Saved entries:
* begin *

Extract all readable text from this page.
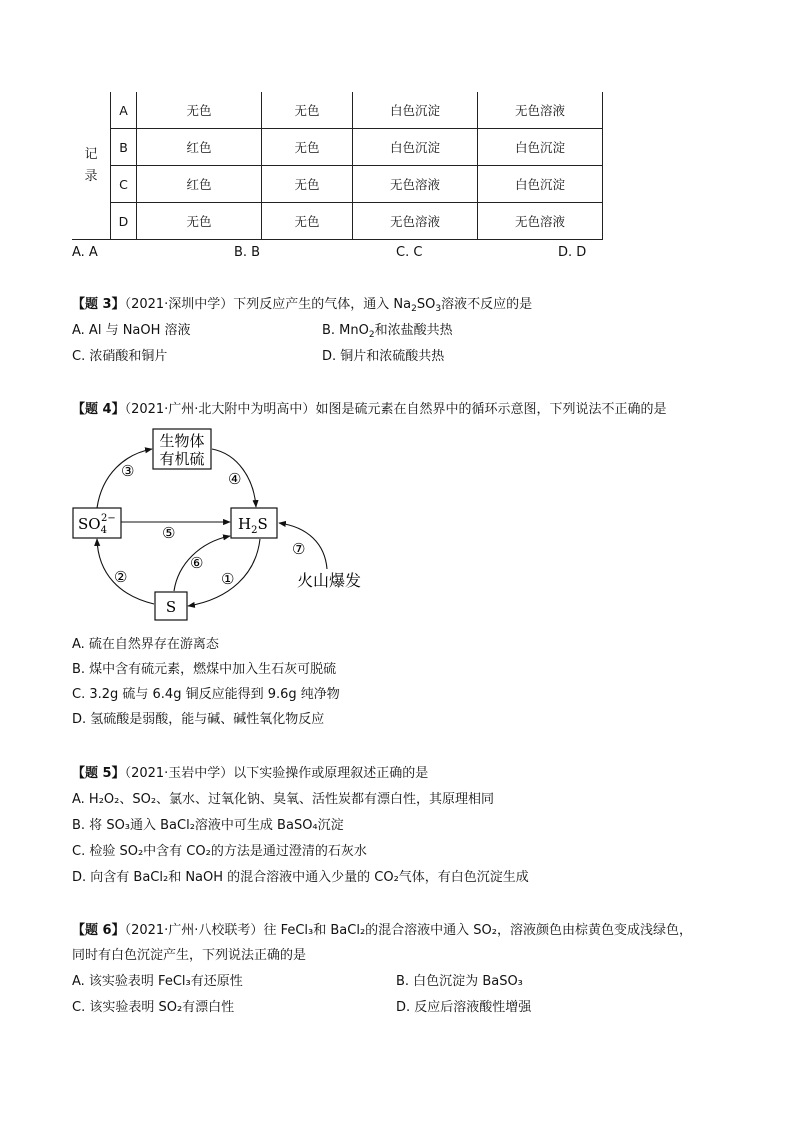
记
录	A	无色	无色	白色沉淀	无色溶液
	B	红色	无色	白色沉淀	白色沉淀
	C	红色	无色	无色溶液	白色沉淀
	D	无色	无色	无色溶液	无色溶液
A. A	B. B	C. C	D. D
【题 3】（2021·深圳中学）下列反应产生的气体，通入 $Na_2SO_3$溶液不反应的是
A. Al 与 NaOH 溶液	B. MnO$_2$和浓盐酸共热
C. 浓硝酸和铜片	D. 铜片和浓硫酸共热
【题 4】（2021·广州·北大附中为明高中）如图是硫元素在自然界中的循环示意图，下列说法不正确的是
生物体
有机硫
$SO_42-$	$H_2S$
S
③	④
⑤
②
⑥
①
⑦
火山爆发
A. 硫在自然界存在游离态
B. 煤中含有硫元素，燃煤中加入生石灰可脱硫
C. 3.2g 硫与 6.4g 铜反应能得到 9.6g 纯净物
D. 氢硫酸是弱酸，能与碱、碱性氧化物反应
【题 5】（2021·玉岩中学）以下实验操作或原理叙述正确的是
A. H₂O₂、SO₂、氯水、过氧化钠、臭氧、活性炭都有漂白性，其原理相同
B. 将 SO₃通入 BaCl₂溶液中可生成 BaSO₄沉淀
C. 检验 SO₂中含有 CO₂的方法是通过澄清的石灰水
D. 向含有 BaCl₂和 NaOH 的混合溶液中通入少量的 CO₂气体，有白色沉淀生成
【题 6】（2021·广州·八校联考）往 FeCl₃和 BaCl₂的混合溶液中通入 SO₂，溶液颜色由棕黄色变成浅绿色，
同时有白色沉淀产生，下列说法正确的是
A. 该实验表明 FeCl₃有还原性	B. 白色沉淀为 BaSO₃
C. 该实验表明 SO₂有漂白性	D. 反应后溶液酸性增强
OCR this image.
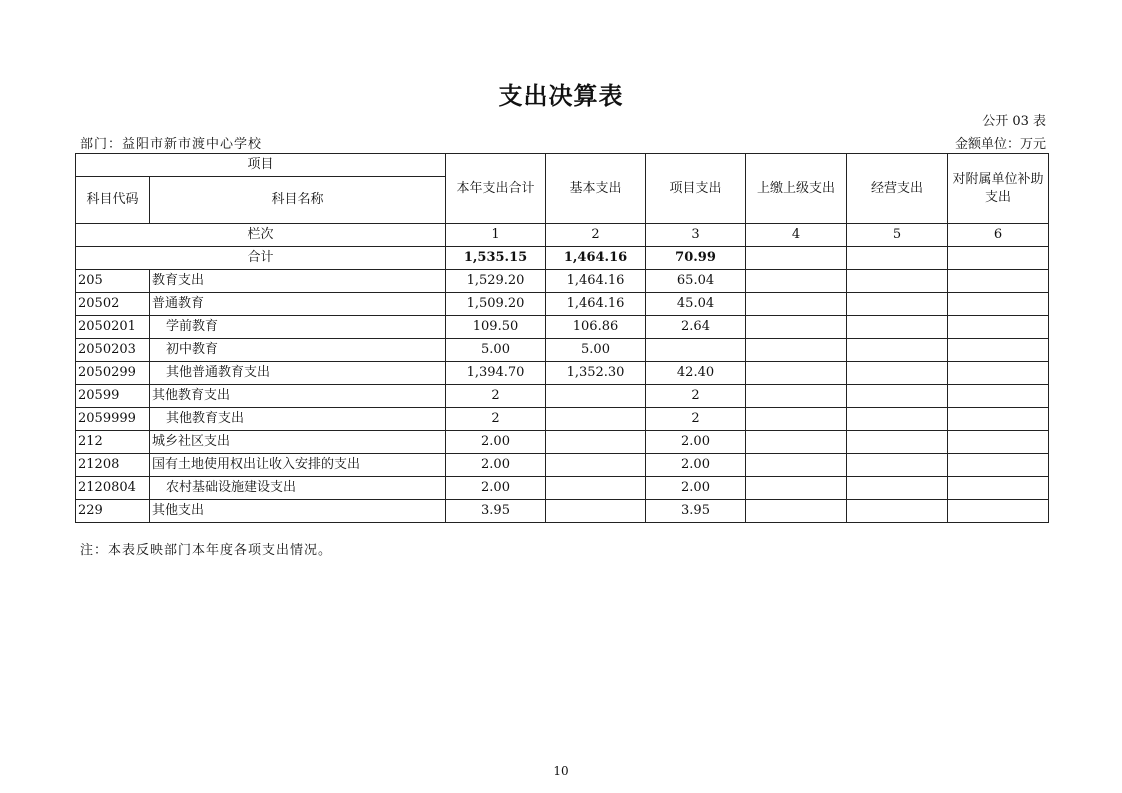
支出决算表
公开 03 表
部门：益阳市新市渡中心学校	金额单位：万元
项目		本年支出合计	基本支出	项目支出	上缴上级支出	经营支出	对附属单位补助支出
科目代码	科目名称						
栏次		1	2	3	4	5	6
合计		1,535.15	1,464.16	70.99			
205	教育支出	1,529.20	1,464.16	65.04			
20502	普通教育	1,509.20	1,464.16	45.04			
2050201	学前教育	109.50	106.86	2.64			
2050203	初中教育	5.00	5.00				
2050299	其他普通教育支出	1,394.70	1,352.30	42.40			
20599	其他教育支出	2		2			
2059999	其他教育支出	2		2			
212	城乡社区支出	2.00		2.00			
21208	国有土地使用权出让收入安排的支出	2.00		2.00			
2120804	农村基础设施建设支出	2.00		2.00			
229	其他支出	3.95		3.95			
注：本表反映部门本年度各项支出情况。
10
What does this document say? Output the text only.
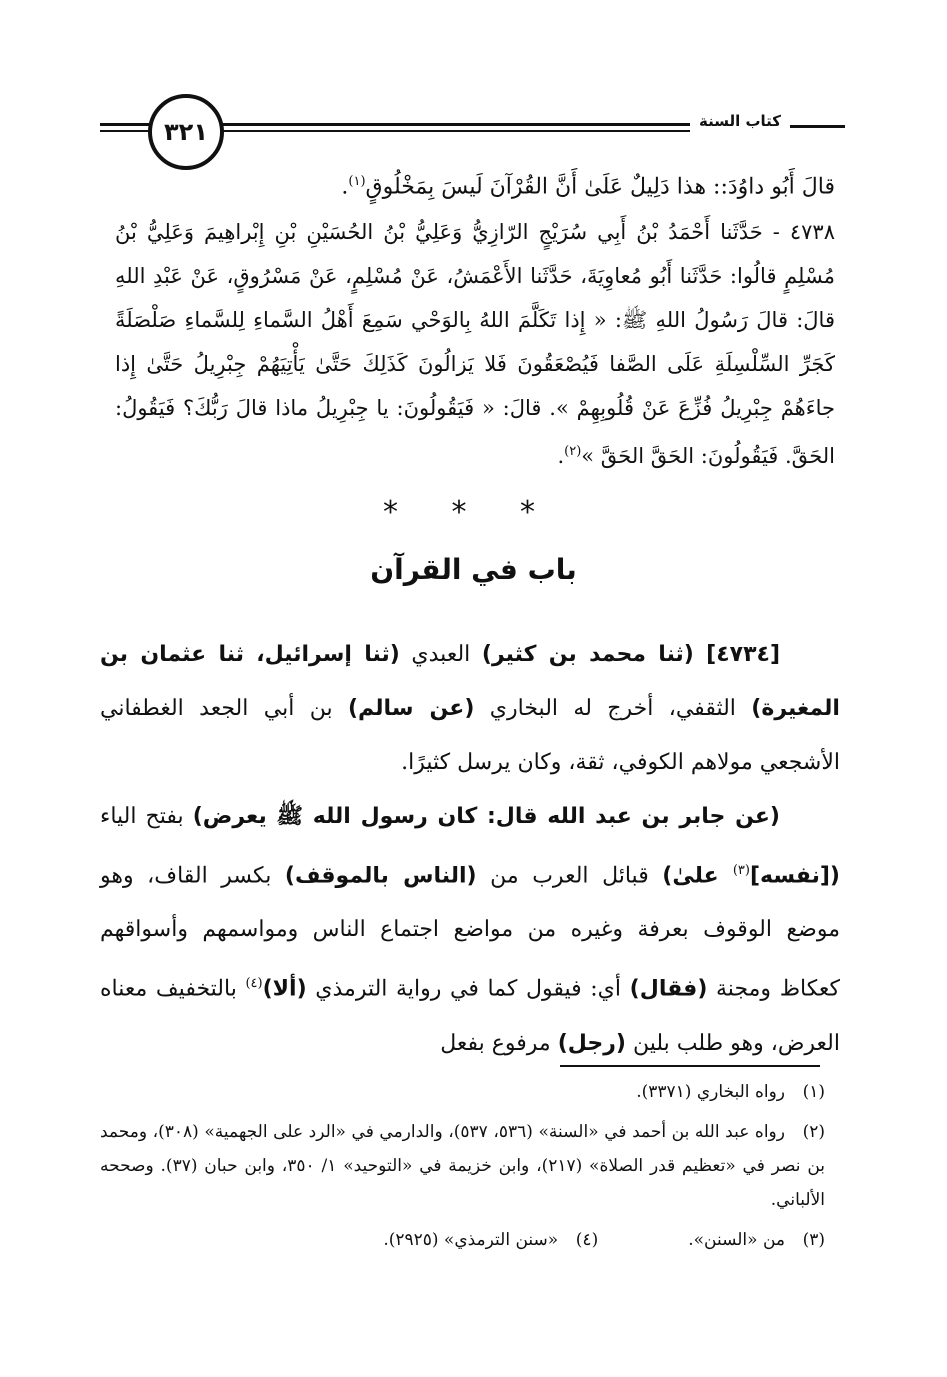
٣٢١	كتاب السنة

قالَ أَبُو داوُدَ:: هذا دَلِيلٌ عَلَىٰ أَنَّ القُرْآنَ لَيسَ بِمَخْلُوقٍ$^{(١)}$.

٤٧٣٨ - حَدَّثَنا أَحْمَدُ بْنُ أَبِي سُرَيْجٍ الرّازِيُّ وَعَلِيُّ بْنُ الحُسَيْنِ بْنِ إِبْراهِيمَ وَعَلِيُّ بْنُ مُسْلِمٍ قالُوا: حَدَّثَنا أَبُو مُعاوِيَةَ، حَدَّثَنا الأَعْمَشُ، عَنْ مُسْلِمٍ، عَنْ مَسْرُوقٍ، عَنْ عَبْدِ اللهِ قالَ: قالَ رَسُولُ اللهِ ﷺ: « إِذا تَكَلَّمَ اللهُ بِالوَحْي سَمِعَ أَهْلُ السَّماءِ لِلسَّماءِ صَلْصَلَةً كَجَرِّ السِّلْسِلَةِ عَلَى الصَّفا فَيُصْعَقُونَ فَلا يَزالُونَ كَذَلِكَ حَتَّىٰ يَأْتِيَهُمْ جِبْرِيلُ حَتَّىٰ إِذا جاءَهُمْ جِبْرِيلُ فُزِّعَ عَنْ قُلُوبِهِمْ ». قالَ: « فَيَقُولُونَ: يا جِبْرِيلُ ماذا قالَ رَبُّكَ؟ فَيَقُولُ: الحَقَّ. فَيَقُولُونَ: الحَقَّ الحَقَّ »$^{(٢)}$.

* * *
باب في القرآن

[٤٧٣٤] (ثنا محمد بن كثير) العبدي (ثنا إسرائيل، ثنا عثمان بن المغيرة) الثقفي، أخرج له البخاري (عن سالم) بن أبي الجعد الغطفاني الأشجعي مولاهم الكوفي، ثقة، وكان يرسل كثيرًا.

(عن جابر بن عبد الله قال: كان رسول الله ﷺ يعرض) بفتح الياء ([نفسه]$^{(٣)}$ علىٰ) قبائل العرب من (الناس بالموقف) بكسر القاف، وهو موضع الوقوف بعرفة وغيره من مواضع اجتماع الناس ومواسمهم وأسواقهم كعكاظ ومجنة (فقال) أي: فيقول كما في رواية الترمذي (ألا)$^{(٤)}$ بالتخفيف معناه العرض، وهو طلب بلين (رجل) مرفوع بفعل

(١)رواه البخاري (٣٣٧١).

(٢)رواه عبد الله بن أحمد في «السنة» (٥٣٦، ٥٣٧)، والدارمي في «الرد على الجهمية» (٣٠٨)، ومحمد بن نصر في «تعظيم قدر الصلاة» (٢١٧)، وابن خزيمة في «التوحيد» ١/ ٣٥٠، وابن حبان (٣٧). وصححه الألباني.

(٣)من «السنن».
(٤)«سنن الترمذي» (٢٩٢٥).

* end *

What the task asks - Search the entries for "text" and copy out each line that has it.

Result for this task -
Extract all readable text from this page.
What does this document say? Output the text only.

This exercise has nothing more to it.